## Directions for this task
Take every line where the string "title" appears and copy it.

## Exercise data
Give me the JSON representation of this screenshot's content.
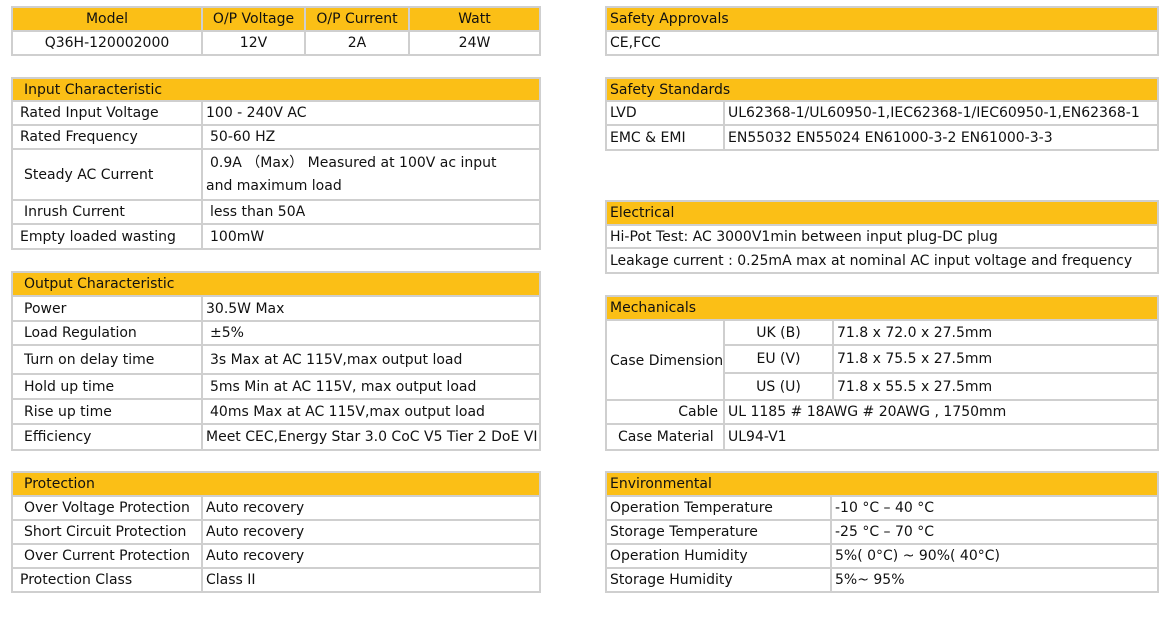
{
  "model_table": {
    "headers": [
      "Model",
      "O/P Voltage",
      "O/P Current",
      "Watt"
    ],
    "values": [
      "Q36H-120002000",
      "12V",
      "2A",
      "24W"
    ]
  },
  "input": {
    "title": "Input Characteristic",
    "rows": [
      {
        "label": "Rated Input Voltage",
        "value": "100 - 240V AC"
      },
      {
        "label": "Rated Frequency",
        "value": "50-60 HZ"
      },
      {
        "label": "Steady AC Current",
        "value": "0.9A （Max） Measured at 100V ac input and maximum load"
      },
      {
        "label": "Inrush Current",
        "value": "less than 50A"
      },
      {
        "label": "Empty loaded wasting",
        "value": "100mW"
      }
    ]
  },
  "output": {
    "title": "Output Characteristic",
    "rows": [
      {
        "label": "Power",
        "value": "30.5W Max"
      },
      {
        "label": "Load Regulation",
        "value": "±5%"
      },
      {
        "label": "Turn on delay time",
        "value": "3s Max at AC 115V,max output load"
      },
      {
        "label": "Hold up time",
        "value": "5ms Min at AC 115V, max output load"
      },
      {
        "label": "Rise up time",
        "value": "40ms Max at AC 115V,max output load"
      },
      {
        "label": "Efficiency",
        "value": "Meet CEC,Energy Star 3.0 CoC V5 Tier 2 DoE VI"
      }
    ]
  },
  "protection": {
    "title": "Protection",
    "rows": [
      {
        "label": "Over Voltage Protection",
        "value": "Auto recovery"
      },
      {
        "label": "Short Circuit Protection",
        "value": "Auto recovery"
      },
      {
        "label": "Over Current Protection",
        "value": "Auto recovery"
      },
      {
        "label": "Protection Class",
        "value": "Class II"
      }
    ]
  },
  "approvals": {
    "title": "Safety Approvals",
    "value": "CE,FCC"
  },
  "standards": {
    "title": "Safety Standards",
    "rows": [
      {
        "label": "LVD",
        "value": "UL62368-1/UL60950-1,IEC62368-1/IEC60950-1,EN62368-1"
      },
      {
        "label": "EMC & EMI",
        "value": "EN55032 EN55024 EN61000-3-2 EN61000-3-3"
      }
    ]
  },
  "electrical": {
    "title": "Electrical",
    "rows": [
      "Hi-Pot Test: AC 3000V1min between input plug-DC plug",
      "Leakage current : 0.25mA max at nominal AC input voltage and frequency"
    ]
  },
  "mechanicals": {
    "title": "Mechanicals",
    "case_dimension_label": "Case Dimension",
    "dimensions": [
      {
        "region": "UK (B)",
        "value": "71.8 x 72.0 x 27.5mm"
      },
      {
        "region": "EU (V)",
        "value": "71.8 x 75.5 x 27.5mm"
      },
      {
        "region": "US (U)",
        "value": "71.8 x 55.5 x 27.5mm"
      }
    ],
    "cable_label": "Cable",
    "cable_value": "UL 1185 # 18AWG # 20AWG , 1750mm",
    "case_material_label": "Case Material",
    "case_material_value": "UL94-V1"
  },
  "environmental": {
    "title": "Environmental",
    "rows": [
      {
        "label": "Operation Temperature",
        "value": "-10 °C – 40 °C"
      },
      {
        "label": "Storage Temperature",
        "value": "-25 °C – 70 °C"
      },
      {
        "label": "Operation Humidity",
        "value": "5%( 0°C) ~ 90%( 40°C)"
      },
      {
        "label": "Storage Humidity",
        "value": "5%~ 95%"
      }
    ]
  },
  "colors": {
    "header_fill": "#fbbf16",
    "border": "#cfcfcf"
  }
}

## Result of the exercise
    "title": "Input Characteristic",
    "title": "Output Characteristic",
    "title": "Protection",
    "title": "Safety Approvals",
    "title": "Safety Standards",
    "title": "Electrical",
    "title": "Mechanicals",
    "title": "Environmental",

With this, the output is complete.